What you should do
Narrow the data below down to the lines containing "Pontifícia".

---------- Material ----------

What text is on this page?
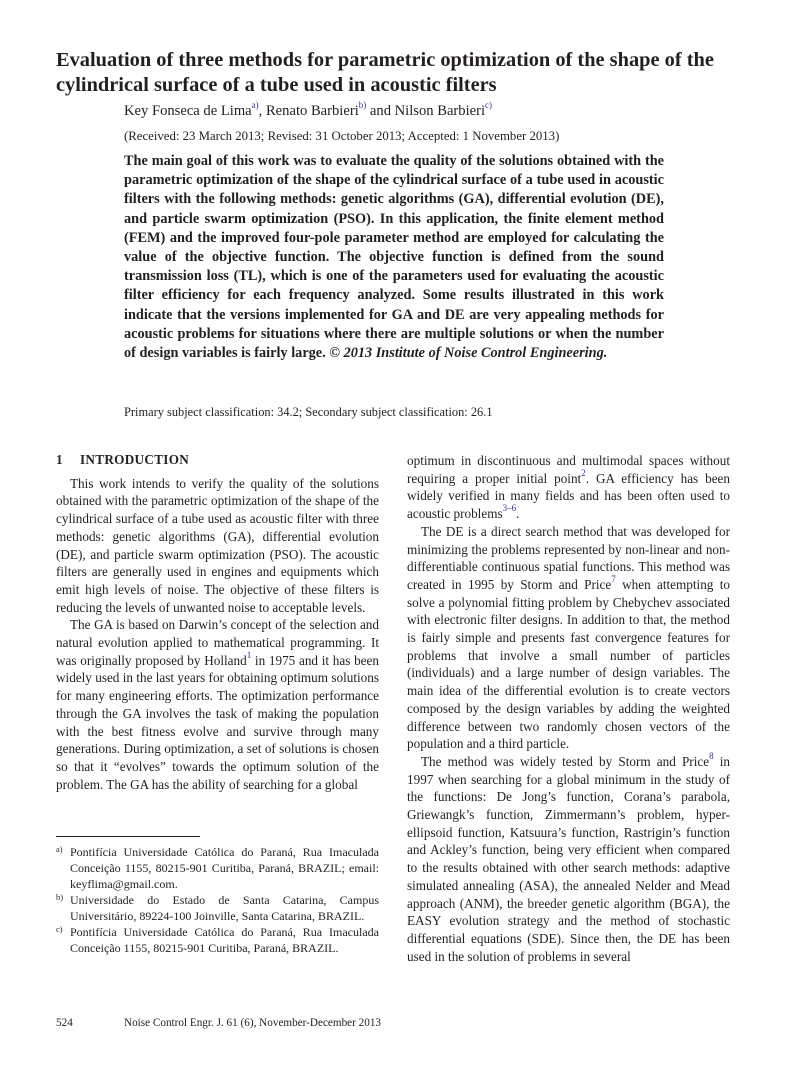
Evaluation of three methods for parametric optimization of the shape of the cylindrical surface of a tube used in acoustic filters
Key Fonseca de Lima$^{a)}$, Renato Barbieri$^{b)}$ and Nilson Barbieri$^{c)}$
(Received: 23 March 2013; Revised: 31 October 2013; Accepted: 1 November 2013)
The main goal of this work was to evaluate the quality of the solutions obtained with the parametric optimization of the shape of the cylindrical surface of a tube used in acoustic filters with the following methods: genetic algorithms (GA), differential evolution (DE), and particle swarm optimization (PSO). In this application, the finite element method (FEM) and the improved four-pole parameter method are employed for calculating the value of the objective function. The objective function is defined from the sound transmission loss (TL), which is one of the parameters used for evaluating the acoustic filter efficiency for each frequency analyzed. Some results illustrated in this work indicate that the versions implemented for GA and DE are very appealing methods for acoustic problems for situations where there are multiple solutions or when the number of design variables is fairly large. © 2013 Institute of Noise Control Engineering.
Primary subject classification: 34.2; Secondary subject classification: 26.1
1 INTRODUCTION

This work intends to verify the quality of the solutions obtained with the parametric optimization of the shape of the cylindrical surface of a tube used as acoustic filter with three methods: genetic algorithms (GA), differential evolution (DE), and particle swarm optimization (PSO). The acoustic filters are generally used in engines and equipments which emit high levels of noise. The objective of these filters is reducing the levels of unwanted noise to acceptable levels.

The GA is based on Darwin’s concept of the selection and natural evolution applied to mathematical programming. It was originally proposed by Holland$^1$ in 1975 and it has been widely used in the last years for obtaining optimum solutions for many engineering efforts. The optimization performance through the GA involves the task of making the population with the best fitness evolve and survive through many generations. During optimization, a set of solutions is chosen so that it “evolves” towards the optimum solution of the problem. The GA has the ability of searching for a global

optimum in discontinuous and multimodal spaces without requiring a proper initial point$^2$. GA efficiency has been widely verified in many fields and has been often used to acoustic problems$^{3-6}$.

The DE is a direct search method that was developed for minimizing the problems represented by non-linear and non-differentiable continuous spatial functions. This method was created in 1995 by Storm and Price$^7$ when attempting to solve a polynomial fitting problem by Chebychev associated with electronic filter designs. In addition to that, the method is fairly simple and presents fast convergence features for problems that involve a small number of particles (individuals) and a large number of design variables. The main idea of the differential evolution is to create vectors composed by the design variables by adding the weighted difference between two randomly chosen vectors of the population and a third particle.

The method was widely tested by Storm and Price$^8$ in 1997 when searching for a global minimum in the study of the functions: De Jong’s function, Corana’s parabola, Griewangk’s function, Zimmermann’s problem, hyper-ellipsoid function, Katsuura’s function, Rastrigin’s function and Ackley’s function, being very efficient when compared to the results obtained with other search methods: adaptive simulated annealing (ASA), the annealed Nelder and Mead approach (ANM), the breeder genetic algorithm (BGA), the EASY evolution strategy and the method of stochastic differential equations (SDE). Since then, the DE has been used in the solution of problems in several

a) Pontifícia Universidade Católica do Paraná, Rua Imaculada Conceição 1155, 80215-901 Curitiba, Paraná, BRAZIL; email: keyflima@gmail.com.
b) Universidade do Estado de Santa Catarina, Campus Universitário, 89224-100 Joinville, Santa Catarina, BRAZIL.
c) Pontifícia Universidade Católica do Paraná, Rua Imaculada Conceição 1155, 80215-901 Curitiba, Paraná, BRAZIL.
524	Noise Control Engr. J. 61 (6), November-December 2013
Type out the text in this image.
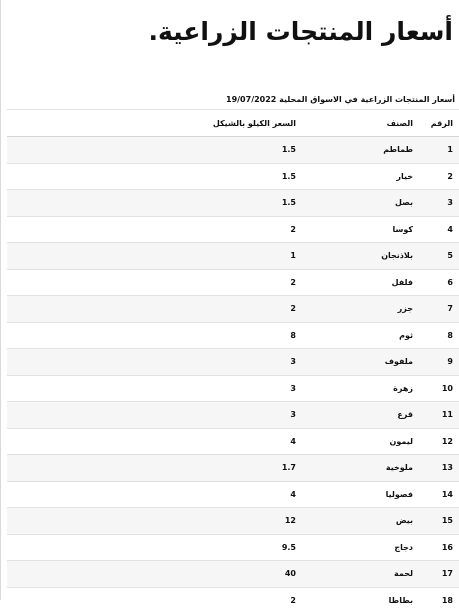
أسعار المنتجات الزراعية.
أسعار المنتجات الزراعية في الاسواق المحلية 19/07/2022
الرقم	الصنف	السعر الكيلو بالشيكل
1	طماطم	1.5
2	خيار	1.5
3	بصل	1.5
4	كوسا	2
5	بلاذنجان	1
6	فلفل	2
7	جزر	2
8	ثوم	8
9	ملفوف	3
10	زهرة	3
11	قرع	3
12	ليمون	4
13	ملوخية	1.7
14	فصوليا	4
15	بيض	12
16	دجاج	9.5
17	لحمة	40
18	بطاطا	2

----------

Exercise answer
a) Pontifícia Universidade Católica do Paraná, Rua Imaculada Conceição 1155, 80215-901 Curitiba, Paraná, BRAZIL; email: keyflima@gmail.com.
c) Pontifícia Universidade Católica do Paraná, Rua Imaculada Conceição 1155, 80215-901 Curitiba, Paraná, BRAZIL.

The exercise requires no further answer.